:: THE RECORDS

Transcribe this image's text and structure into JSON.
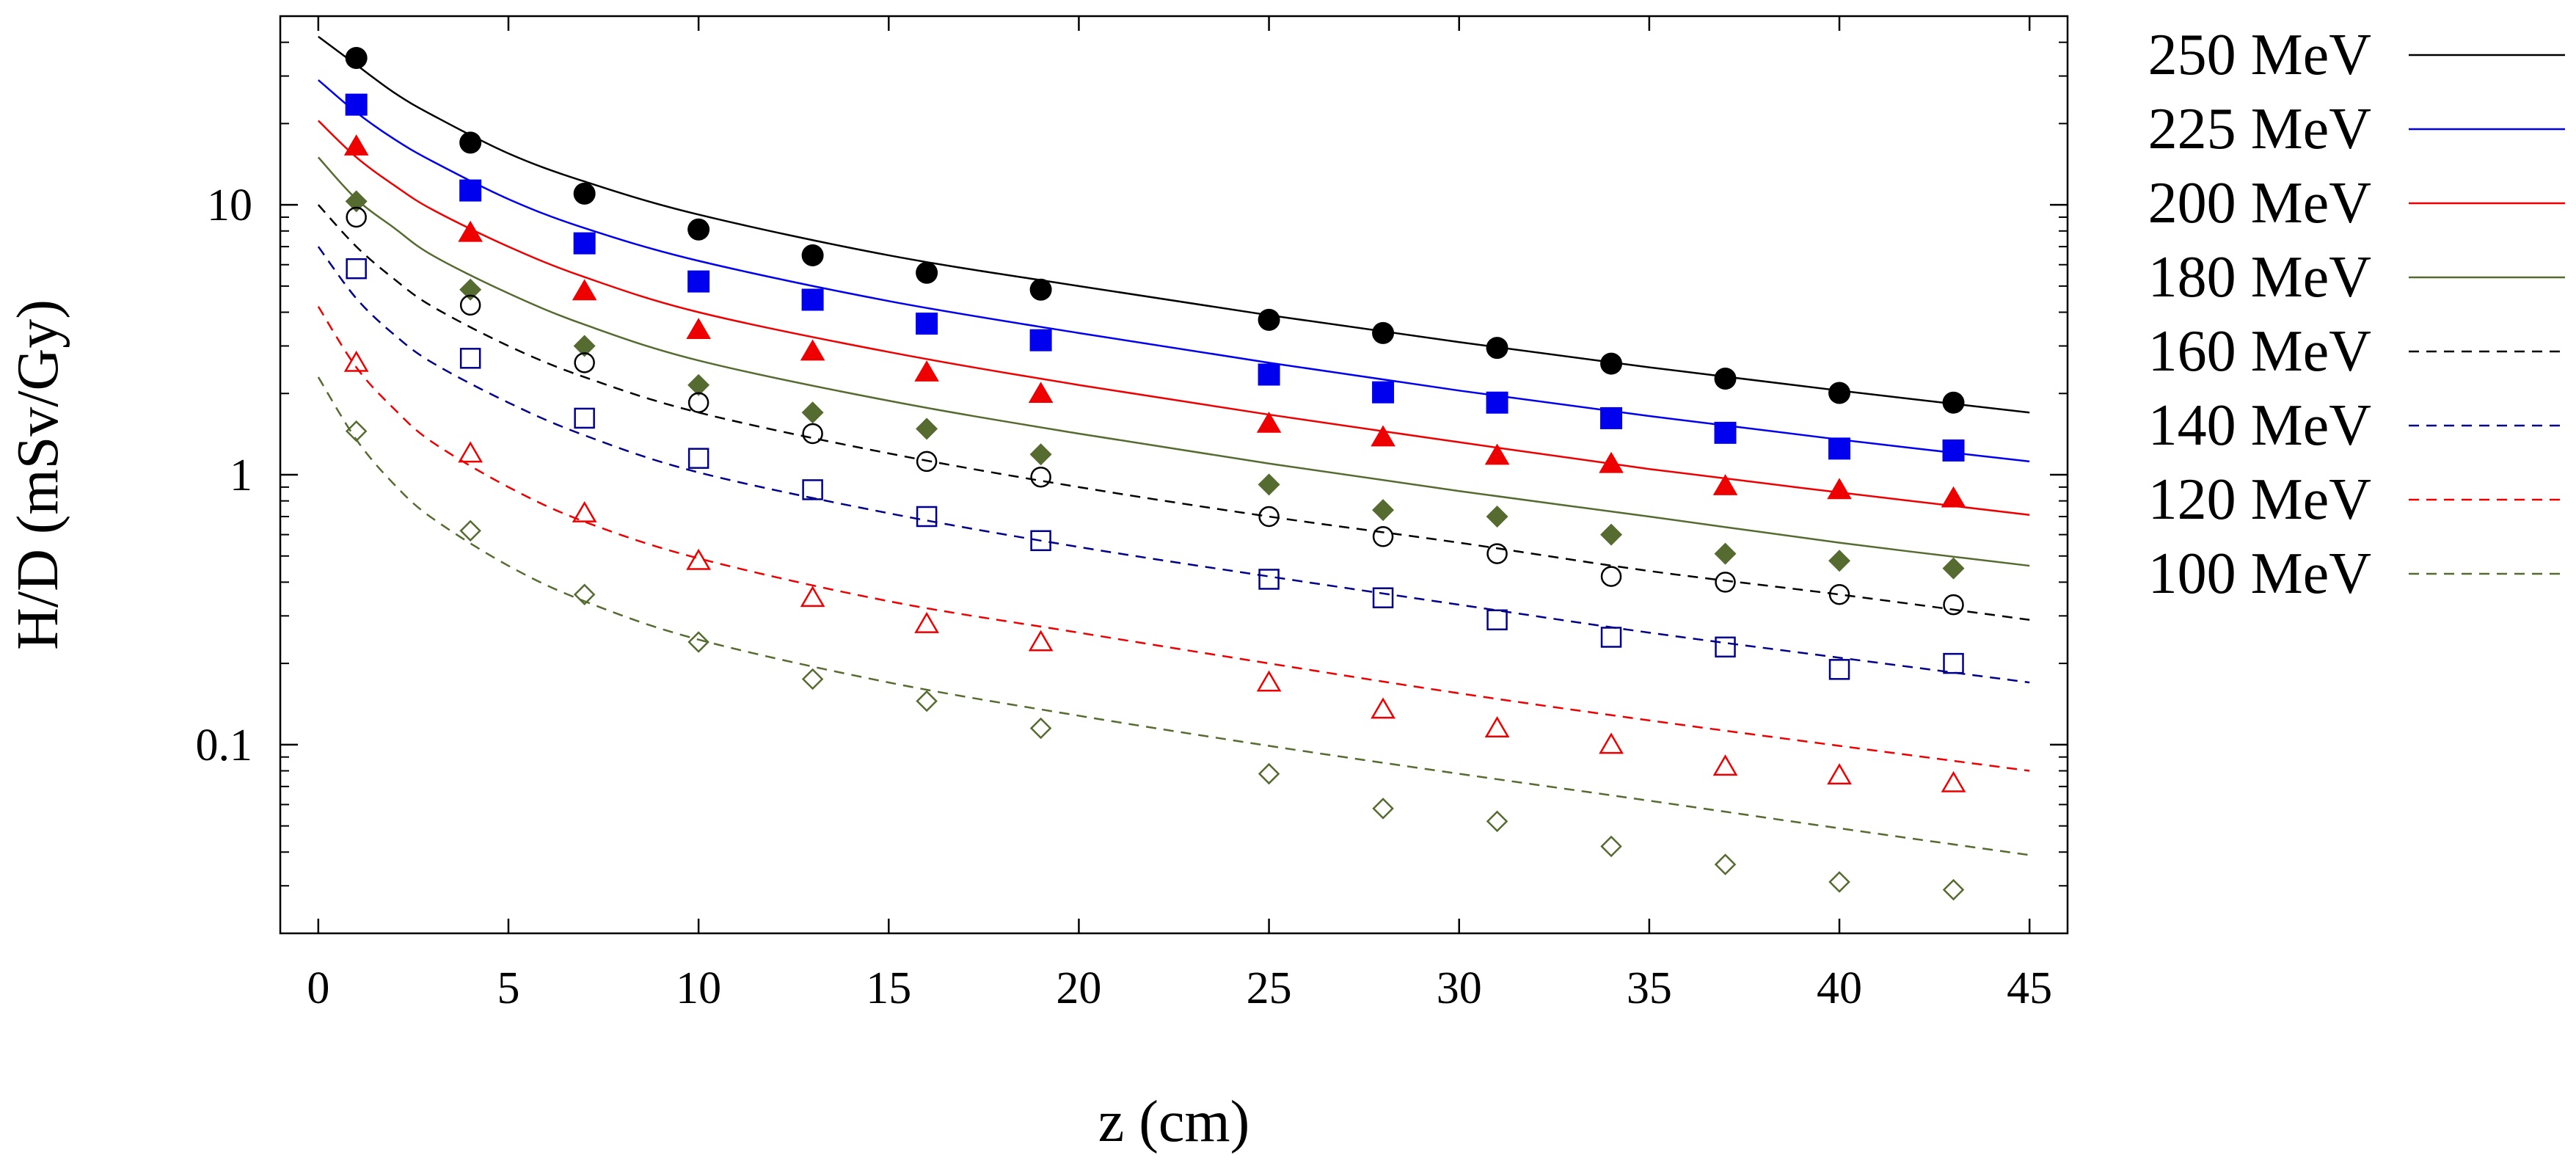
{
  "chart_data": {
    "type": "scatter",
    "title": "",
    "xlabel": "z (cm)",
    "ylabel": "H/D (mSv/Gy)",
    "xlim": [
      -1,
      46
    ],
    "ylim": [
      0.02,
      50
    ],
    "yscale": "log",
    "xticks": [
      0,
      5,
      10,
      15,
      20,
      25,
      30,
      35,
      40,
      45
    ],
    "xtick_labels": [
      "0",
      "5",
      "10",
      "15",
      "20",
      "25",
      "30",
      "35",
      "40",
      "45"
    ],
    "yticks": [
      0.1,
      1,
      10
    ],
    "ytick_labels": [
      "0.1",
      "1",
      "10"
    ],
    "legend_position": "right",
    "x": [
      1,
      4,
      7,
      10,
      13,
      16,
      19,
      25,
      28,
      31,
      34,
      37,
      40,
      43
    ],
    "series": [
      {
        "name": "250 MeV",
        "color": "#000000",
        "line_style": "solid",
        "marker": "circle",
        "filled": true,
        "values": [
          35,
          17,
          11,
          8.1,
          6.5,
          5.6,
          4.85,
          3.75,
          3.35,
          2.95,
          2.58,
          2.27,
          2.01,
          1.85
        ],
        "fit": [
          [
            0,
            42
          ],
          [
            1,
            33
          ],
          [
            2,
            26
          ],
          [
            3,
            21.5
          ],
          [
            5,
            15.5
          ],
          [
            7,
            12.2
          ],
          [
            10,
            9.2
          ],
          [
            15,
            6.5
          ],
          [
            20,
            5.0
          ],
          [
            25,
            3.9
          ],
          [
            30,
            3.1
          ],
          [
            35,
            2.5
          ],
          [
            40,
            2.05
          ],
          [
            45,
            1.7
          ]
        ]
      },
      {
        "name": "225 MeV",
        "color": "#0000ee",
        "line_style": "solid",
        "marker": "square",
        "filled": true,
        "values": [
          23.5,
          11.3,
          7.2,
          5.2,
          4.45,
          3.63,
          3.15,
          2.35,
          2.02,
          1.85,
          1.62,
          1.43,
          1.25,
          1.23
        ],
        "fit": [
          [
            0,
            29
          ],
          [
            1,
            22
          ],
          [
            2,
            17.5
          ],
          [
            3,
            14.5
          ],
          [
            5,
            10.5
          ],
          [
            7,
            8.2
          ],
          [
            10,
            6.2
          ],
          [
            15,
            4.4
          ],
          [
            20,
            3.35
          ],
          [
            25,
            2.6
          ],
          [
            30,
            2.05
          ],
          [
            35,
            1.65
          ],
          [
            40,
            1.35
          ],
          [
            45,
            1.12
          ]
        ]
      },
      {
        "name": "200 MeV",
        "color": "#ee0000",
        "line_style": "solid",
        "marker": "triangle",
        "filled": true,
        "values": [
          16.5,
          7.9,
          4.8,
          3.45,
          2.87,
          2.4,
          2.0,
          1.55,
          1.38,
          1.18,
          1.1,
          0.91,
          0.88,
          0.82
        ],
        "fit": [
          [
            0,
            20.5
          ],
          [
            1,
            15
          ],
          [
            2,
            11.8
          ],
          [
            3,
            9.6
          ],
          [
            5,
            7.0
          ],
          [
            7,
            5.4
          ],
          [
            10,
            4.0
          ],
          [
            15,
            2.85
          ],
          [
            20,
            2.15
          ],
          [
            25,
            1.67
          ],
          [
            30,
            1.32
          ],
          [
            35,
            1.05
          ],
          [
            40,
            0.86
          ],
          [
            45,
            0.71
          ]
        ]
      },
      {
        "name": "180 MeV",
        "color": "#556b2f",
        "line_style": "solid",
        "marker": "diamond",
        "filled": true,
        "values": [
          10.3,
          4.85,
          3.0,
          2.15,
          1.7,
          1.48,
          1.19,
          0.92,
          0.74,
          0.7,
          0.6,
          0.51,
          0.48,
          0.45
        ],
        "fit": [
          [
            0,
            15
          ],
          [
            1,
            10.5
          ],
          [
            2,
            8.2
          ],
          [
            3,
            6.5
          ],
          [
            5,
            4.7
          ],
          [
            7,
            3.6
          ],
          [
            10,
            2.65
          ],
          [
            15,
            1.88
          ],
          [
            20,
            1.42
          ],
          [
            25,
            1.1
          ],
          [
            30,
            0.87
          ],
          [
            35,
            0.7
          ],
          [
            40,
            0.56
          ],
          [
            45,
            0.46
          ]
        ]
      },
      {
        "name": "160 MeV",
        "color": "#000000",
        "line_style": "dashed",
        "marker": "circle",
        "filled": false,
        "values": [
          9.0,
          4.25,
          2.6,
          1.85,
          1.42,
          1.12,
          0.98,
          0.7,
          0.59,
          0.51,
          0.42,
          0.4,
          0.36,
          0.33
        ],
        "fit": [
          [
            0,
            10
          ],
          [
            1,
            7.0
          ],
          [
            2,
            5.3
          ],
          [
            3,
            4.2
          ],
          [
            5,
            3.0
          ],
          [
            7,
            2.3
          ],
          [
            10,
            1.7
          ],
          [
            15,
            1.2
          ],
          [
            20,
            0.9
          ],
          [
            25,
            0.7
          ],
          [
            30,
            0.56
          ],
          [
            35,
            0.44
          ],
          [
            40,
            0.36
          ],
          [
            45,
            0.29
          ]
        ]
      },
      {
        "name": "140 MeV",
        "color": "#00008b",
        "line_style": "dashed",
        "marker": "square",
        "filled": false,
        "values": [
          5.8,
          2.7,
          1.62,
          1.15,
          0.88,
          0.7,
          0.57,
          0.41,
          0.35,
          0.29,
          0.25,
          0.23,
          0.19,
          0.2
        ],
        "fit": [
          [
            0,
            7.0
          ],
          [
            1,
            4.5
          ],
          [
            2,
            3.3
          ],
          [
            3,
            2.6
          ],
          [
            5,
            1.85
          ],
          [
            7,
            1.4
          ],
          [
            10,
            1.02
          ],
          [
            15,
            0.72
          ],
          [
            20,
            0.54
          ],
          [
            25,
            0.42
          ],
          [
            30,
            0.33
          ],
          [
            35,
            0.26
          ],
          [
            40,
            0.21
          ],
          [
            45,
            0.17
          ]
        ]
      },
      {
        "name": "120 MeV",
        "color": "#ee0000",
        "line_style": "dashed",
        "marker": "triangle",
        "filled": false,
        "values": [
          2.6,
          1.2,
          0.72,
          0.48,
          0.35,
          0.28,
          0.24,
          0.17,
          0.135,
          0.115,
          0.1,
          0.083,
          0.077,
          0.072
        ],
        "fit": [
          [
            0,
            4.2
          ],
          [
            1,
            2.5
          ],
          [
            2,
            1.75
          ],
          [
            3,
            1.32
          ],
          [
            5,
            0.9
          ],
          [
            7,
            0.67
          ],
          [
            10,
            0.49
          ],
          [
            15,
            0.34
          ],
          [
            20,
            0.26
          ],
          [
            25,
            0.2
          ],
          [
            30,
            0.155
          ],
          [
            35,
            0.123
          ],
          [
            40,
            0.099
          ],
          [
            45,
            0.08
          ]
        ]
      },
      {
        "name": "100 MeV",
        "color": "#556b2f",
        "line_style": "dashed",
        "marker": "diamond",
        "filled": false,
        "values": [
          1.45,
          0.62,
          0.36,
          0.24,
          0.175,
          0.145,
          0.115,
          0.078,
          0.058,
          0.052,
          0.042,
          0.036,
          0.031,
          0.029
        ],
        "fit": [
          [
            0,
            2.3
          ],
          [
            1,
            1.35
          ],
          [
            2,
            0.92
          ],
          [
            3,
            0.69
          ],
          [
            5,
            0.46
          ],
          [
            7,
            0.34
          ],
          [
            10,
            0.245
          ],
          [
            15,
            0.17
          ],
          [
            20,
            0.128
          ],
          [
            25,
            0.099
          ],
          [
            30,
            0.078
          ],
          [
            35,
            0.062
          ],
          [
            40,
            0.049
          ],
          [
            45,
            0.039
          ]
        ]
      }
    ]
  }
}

::::

**EXERCISE DESCRIPTION**
Without the pictures, repeat all the records word for word.

**TASK RESULT**
Transcribe this image's text and structure into JSON.
{
  "chart_data": {
    "type": "scatter",
    "title": "",
    "xlabel": "z (cm)",
    "ylabel": "H/D (mSv/Gy)",
    "xlim": [
      -1,
      46
    ],
    "ylim": [
      0.02,
      50
    ],
    "yscale": "log",
    "xticks": [
      0,
      5,
      10,
      15,
      20,
      25,
      30,
      35,
      40,
      45
    ],
    "xtick_labels": [
      "0",
      "5",
      "10",
      "15",
      "20",
      "25",
      "30",
      "35",
      "40",
      "45"
    ],
    "yticks": [
      0.1,
      1,
      10
    ],
    "ytick_labels": [
      "0.1",
      "1",
      "10"
    ],
    "legend_position": "right",
    "x": [
      1,
      4,
      7,
      10,
      13,
      16,
      19,
      25,
      28,
      31,
      34,
      37,
      40,
      43
    ],
    "series": [
      {
        "name": "250 MeV",
        "color": "#000000",
        "line_style": "solid",
        "marker": "circle",
        "filled": true,
        "values": [
          35,
          17,
          11,
          8.1,
          6.5,
          5.6,
          4.85,
          3.75,
          3.35,
          2.95,
          2.58,
          2.27,
          2.01,
          1.85
        ],
        "fit": [
          [
            0,
            42
          ],
          [
            1,
            33
          ],
          [
            2,
            26
          ],
          [
            3,
            21.5
          ],
          [
            5,
            15.5
          ],
          [
            7,
            12.2
          ],
          [
            10,
            9.2
          ],
          [
            15,
            6.5
          ],
          [
            20,
            5.0
          ],
          [
            25,
            3.9
          ],
          [
            30,
            3.1
          ],
          [
            35,
            2.5
          ],
          [
            40,
            2.05
          ],
          [
            45,
            1.7
          ]
        ]
      },
      {
        "name": "225 MeV",
        "color": "#0000ee",
        "line_style": "solid",
        "marker": "square",
        "filled": true,
        "values": [
          23.5,
          11.3,
          7.2,
          5.2,
          4.45,
          3.63,
          3.15,
          2.35,
          2.02,
          1.85,
          1.62,
          1.43,
          1.25,
          1.23
        ],
        "fit": [
          [
            0,
            29
          ],
          [
            1,
            22
          ],
          [
            2,
            17.5
          ],
          [
            3,
            14.5
          ],
          [
            5,
            10.5
          ],
          [
            7,
            8.2
          ],
          [
            10,
            6.2
          ],
          [
            15,
            4.4
          ],
          [
            20,
            3.35
          ],
          [
            25,
            2.6
          ],
          [
            30,
            2.05
          ],
          [
            35,
            1.65
          ],
          [
            40,
            1.35
          ],
          [
            45,
            1.12
          ]
        ]
      },
      {
        "name": "200 MeV",
        "color": "#ee0000",
        "line_style": "solid",
        "marker": "triangle",
        "filled": true,
        "values": [
          16.5,
          7.9,
          4.8,
          3.45,
          2.87,
          2.4,
          2.0,
          1.55,
          1.38,
          1.18,
          1.1,
          0.91,
          0.88,
          0.82
        ],
        "fit": [
          [
            0,
            20.5
          ],
          [
            1,
            15
          ],
          [
            2,
            11.8
          ],
          [
            3,
            9.6
          ],
          [
            5,
            7.0
          ],
          [
            7,
            5.4
          ],
          [
            10,
            4.0
          ],
          [
            15,
            2.85
          ],
          [
            20,
            2.15
          ],
          [
            25,
            1.67
          ],
          [
            30,
            1.32
          ],
          [
            35,
            1.05
          ],
          [
            40,
            0.86
          ],
          [
            45,
            0.71
          ]
        ]
      },
      {
        "name": "180 MeV",
        "color": "#556b2f",
        "line_style": "solid",
        "marker": "diamond",
        "filled": true,
        "values": [
          10.3,
          4.85,
          3.0,
          2.15,
          1.7,
          1.48,
          1.19,
          0.92,
          0.74,
          0.7,
          0.6,
          0.51,
          0.48,
          0.45
        ],
        "fit": [
          [
            0,
            15
          ],
          [
            1,
            10.5
          ],
          [
            2,
            8.2
          ],
          [
            3,
            6.5
          ],
          [
            5,
            4.7
          ],
          [
            7,
            3.6
          ],
          [
            10,
            2.65
          ],
          [
            15,
            1.88
          ],
          [
            20,
            1.42
          ],
          [
            25,
            1.1
          ],
          [
            30,
            0.87
          ],
          [
            35,
            0.7
          ],
          [
            40,
            0.56
          ],
          [
            45,
            0.46
          ]
        ]
      },
      {
        "name": "160 MeV",
        "color": "#000000",
        "line_style": "dashed",
        "marker": "circle",
        "filled": false,
        "values": [
          9.0,
          4.25,
          2.6,
          1.85,
          1.42,
          1.12,
          0.98,
          0.7,
          0.59,
          0.51,
          0.42,
          0.4,
          0.36,
          0.33
        ],
        "fit": [
          [
            0,
            10
          ],
          [
            1,
            7.0
          ],
          [
            2,
            5.3
          ],
          [
            3,
            4.2
          ],
          [
            5,
            3.0
          ],
          [
            7,
            2.3
          ],
          [
            10,
            1.7
          ],
          [
            15,
            1.2
          ],
          [
            20,
            0.9
          ],
          [
            25,
            0.7
          ],
          [
            30,
            0.56
          ],
          [
            35,
            0.44
          ],
          [
            40,
            0.36
          ],
          [
            45,
            0.29
          ]
        ]
      },
      {
        "name": "140 MeV",
        "color": "#00008b",
        "line_style": "dashed",
        "marker": "square",
        "filled": false,
        "values": [
          5.8,
          2.7,
          1.62,
          1.15,
          0.88,
          0.7,
          0.57,
          0.41,
          0.35,
          0.29,
          0.25,
          0.23,
          0.19,
          0.2
        ],
        "fit": [
          [
            0,
            7.0
          ],
          [
            1,
            4.5
          ],
          [
            2,
            3.3
          ],
          [
            3,
            2.6
          ],
          [
            5,
            1.85
          ],
          [
            7,
            1.4
          ],
          [
            10,
            1.02
          ],
          [
            15,
            0.72
          ],
          [
            20,
            0.54
          ],
          [
            25,
            0.42
          ],
          [
            30,
            0.33
          ],
          [
            35,
            0.26
          ],
          [
            40,
            0.21
          ],
          [
            45,
            0.17
          ]
        ]
      },
      {
        "name": "120 MeV",
        "color": "#ee0000",
        "line_style": "dashed",
        "marker": "triangle",
        "filled": false,
        "values": [
          2.6,
          1.2,
          0.72,
          0.48,
          0.35,
          0.28,
          0.24,
          0.17,
          0.135,
          0.115,
          0.1,
          0.083,
          0.077,
          0.072
        ],
        "fit": [
          [
            0,
            4.2
          ],
          [
            1,
            2.5
          ],
          [
            2,
            1.75
          ],
          [
            3,
            1.32
          ],
          [
            5,
            0.9
          ],
          [
            7,
            0.67
          ],
          [
            10,
            0.49
          ],
          [
            15,
            0.34
          ],
          [
            20,
            0.26
          ],
          [
            25,
            0.2
          ],
          [
            30,
            0.155
          ],
          [
            35,
            0.123
          ],
          [
            40,
            0.099
          ],
          [
            45,
            0.08
          ]
        ]
      },
      {
        "name": "100 MeV",
        "color": "#556b2f",
        "line_style": "dashed",
        "marker": "diamond",
        "filled": false,
        "values": [
          1.45,
          0.62,
          0.36,
          0.24,
          0.175,
          0.145,
          0.115,
          0.078,
          0.058,
          0.052,
          0.042,
          0.036,
          0.031,
          0.029
        ],
        "fit": [
          [
            0,
            2.3
          ],
          [
            1,
            1.35
          ],
          [
            2,
            0.92
          ],
          [
            3,
            0.69
          ],
          [
            5,
            0.46
          ],
          [
            7,
            0.34
          ],
          [
            10,
            0.245
          ],
          [
            15,
            0.17
          ],
          [
            20,
            0.128
          ],
          [
            25,
            0.099
          ],
          [
            30,
            0.078
          ],
          [
            35,
            0.062
          ],
          [
            40,
            0.049
          ],
          [
            45,
            0.039
          ]
        ]
      }
    ]
  }
}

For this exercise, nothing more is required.